++++ RECORDS SHOWN
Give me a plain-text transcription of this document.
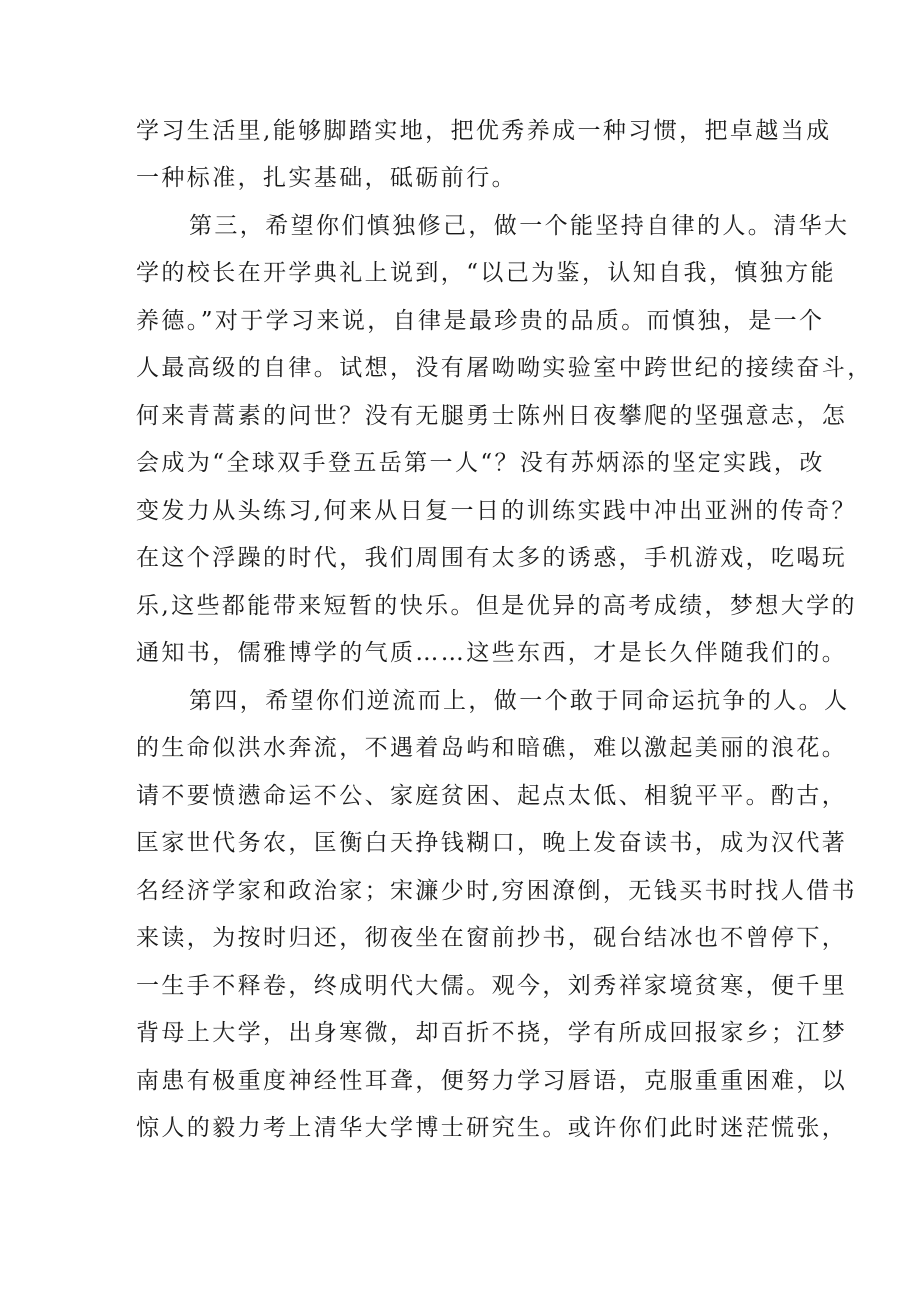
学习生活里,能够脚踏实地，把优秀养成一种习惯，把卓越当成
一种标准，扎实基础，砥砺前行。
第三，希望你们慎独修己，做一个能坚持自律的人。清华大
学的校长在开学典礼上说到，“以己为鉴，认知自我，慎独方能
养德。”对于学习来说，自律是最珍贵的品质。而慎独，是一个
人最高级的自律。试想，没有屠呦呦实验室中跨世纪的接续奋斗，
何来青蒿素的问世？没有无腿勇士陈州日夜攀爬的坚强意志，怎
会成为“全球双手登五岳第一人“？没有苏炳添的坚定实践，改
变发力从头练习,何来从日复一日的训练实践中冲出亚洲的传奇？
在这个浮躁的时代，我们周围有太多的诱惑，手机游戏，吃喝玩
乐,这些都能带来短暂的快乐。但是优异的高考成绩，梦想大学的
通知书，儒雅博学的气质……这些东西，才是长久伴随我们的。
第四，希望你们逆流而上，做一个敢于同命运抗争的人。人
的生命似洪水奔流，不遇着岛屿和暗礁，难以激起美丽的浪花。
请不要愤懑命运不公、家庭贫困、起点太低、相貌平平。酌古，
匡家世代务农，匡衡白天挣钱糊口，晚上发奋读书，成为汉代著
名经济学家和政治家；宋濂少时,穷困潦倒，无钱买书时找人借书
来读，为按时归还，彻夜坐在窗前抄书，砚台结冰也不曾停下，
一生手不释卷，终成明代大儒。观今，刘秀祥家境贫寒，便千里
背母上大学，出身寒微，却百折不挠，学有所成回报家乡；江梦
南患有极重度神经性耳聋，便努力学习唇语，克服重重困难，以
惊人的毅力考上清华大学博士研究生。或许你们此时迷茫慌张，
++++++++
EXERCISE DETAILS: Drop the images and repeat the data exactly.

THE RESULT:
Give me a plain-text transcription of this document.
学习生活里,能够脚踏实地，把优秀养成一种习惯，把卓越当成
一种标准，扎实基础，砥砺前行。
第三，希望你们慎独修己，做一个能坚持自律的人。清华大
学的校长在开学典礼上说到，“以己为鉴，认知自我，慎独方能
养德。”对于学习来说，自律是最珍贵的品质。而慎独，是一个
人最高级的自律。试想，没有屠呦呦实验室中跨世纪的接续奋斗，
何来青蒿素的问世？没有无腿勇士陈州日夜攀爬的坚强意志，怎
会成为“全球双手登五岳第一人“？没有苏炳添的坚定实践，改
变发力从头练习,何来从日复一日的训练实践中冲出亚洲的传奇？
在这个浮躁的时代，我们周围有太多的诱惑，手机游戏，吃喝玩
乐,这些都能带来短暂的快乐。但是优异的高考成绩，梦想大学的
通知书，儒雅博学的气质……这些东西，才是长久伴随我们的。
第四，希望你们逆流而上，做一个敢于同命运抗争的人。人
的生命似洪水奔流，不遇着岛屿和暗礁，难以激起美丽的浪花。
请不要愤懑命运不公、家庭贫困、起点太低、相貌平平。酌古，
匡家世代务农，匡衡白天挣钱糊口，晚上发奋读书，成为汉代著
名经济学家和政治家；宋濂少时,穷困潦倒，无钱买书时找人借书
来读，为按时归还，彻夜坐在窗前抄书，砚台结冰也不曾停下，
一生手不释卷，终成明代大儒。观今，刘秀祥家境贫寒，便千里
背母上大学，出身寒微，却百折不挠，学有所成回报家乡；江梦
南患有极重度神经性耳聋，便努力学习唇语，克服重重困难，以
惊人的毅力考上清华大学博士研究生。或许你们此时迷茫慌张，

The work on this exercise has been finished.